### Extracted entries
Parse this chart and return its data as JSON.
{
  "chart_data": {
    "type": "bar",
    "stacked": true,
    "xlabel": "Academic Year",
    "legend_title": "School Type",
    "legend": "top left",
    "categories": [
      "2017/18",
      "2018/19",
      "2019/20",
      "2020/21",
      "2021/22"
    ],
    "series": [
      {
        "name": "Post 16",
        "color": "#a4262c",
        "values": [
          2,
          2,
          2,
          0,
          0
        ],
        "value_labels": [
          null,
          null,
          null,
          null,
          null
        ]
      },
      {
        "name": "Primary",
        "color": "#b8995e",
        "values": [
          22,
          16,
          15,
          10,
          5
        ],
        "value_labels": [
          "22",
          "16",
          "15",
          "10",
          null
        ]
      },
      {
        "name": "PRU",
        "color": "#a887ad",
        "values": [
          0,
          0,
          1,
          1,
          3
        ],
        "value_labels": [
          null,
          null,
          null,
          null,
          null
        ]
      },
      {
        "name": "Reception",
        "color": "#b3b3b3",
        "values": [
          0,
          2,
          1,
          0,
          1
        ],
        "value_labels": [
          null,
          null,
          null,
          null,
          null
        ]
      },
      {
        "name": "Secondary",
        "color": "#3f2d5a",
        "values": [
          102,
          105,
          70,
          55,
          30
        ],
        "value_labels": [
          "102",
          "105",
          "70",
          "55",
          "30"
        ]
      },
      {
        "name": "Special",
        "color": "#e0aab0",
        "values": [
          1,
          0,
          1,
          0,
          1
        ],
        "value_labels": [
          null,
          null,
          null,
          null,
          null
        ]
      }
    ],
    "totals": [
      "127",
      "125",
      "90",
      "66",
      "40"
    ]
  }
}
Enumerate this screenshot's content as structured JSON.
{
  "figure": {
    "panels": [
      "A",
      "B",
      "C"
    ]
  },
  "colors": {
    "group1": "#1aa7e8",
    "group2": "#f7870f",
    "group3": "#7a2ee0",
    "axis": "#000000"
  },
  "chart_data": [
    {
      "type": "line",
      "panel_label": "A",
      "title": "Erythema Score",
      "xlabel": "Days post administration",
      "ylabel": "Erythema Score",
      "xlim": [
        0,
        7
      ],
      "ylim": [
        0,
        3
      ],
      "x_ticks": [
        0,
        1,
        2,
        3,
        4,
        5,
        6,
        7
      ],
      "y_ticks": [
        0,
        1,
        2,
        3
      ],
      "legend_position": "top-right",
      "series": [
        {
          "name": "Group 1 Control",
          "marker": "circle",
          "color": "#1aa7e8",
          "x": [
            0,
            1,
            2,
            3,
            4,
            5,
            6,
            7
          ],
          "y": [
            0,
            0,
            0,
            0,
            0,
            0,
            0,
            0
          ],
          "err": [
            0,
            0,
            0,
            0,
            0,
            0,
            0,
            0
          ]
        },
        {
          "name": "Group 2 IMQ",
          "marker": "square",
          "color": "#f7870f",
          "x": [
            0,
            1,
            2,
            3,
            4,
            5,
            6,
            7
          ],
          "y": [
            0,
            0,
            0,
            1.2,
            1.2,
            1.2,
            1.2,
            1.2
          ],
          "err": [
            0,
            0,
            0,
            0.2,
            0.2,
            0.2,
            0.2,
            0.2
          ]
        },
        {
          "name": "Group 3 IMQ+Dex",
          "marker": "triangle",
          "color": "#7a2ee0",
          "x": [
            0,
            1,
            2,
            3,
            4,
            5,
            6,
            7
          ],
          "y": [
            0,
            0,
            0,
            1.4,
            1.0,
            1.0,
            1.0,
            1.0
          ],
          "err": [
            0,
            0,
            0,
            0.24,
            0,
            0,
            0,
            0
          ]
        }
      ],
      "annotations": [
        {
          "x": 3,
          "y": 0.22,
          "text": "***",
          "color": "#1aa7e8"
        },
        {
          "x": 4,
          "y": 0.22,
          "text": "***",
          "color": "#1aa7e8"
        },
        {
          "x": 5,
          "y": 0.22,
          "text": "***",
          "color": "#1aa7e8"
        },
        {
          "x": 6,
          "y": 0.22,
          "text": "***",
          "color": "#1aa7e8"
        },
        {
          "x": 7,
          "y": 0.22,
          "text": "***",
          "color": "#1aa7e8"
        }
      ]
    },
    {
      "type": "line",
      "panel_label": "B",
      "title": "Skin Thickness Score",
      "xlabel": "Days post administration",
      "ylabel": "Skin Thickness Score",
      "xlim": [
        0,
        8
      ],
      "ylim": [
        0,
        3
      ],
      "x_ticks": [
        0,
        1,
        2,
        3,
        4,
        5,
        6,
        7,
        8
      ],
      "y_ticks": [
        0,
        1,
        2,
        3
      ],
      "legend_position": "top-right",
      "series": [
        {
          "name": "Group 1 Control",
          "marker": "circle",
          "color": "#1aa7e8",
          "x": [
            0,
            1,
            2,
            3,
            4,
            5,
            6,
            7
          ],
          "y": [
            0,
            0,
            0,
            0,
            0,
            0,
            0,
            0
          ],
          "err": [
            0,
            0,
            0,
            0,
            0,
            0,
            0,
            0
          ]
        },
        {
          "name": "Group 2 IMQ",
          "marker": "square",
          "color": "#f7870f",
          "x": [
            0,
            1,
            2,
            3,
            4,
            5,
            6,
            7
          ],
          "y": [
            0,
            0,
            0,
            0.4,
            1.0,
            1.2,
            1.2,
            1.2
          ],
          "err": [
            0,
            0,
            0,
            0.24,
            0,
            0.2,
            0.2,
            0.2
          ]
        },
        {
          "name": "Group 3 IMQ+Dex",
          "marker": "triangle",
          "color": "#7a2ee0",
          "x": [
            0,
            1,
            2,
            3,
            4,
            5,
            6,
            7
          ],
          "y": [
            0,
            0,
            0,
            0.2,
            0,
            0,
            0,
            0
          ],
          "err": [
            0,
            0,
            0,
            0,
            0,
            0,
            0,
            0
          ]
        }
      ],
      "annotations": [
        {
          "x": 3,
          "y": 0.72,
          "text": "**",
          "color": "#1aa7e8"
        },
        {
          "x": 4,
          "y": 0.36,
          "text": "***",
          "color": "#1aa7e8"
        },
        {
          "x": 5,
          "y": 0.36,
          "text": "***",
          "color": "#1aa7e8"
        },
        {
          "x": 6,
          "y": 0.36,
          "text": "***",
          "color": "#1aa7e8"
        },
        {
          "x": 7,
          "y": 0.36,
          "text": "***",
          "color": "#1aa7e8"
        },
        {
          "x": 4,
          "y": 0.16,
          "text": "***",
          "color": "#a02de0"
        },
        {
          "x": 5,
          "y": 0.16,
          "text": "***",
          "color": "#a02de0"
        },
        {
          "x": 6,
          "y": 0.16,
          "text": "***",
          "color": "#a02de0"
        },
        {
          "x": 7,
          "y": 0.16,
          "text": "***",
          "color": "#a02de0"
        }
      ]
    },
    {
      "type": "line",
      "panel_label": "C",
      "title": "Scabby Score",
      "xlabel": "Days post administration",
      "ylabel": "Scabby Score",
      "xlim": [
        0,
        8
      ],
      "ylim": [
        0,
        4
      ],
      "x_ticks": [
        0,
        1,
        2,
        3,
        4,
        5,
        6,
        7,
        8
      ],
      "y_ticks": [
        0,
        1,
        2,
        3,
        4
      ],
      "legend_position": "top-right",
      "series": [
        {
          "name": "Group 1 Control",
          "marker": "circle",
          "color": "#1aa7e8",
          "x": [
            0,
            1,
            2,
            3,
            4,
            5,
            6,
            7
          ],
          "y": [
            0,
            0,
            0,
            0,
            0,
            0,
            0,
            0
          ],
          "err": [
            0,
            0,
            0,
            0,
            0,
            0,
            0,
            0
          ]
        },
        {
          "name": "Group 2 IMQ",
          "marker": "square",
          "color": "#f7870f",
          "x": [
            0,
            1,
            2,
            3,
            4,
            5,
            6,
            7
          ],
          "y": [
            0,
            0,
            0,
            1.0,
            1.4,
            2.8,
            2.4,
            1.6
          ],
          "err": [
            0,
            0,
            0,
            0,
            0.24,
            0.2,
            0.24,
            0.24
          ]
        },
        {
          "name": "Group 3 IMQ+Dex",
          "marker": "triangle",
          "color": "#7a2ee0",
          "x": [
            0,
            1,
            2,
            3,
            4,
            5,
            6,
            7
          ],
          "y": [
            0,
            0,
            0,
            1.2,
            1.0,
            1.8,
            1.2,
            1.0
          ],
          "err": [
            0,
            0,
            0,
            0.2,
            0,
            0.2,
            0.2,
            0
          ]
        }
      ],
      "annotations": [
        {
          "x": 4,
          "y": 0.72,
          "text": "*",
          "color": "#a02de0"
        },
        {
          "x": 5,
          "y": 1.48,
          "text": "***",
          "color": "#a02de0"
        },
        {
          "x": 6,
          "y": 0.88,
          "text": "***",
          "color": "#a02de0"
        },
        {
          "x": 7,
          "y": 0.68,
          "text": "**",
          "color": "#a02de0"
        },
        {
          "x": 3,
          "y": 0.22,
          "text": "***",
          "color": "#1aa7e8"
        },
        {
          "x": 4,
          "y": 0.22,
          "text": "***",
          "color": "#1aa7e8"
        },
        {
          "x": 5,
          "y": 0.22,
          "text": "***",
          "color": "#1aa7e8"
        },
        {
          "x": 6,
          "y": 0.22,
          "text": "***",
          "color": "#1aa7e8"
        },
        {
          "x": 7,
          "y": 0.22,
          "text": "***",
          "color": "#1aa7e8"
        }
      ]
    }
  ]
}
######
*What you are asked to do*: Copy out each line of the listing that holds "Score".

*Correct answer*:
      "title": "Erythema Score",
      "ylabel": "Erythema Score",
      "title": "Skin Thickness Score",
      "ylabel": "Skin Thickness Score",
      "title": "Scabby Score",
      "ylabel": "Scabby Score",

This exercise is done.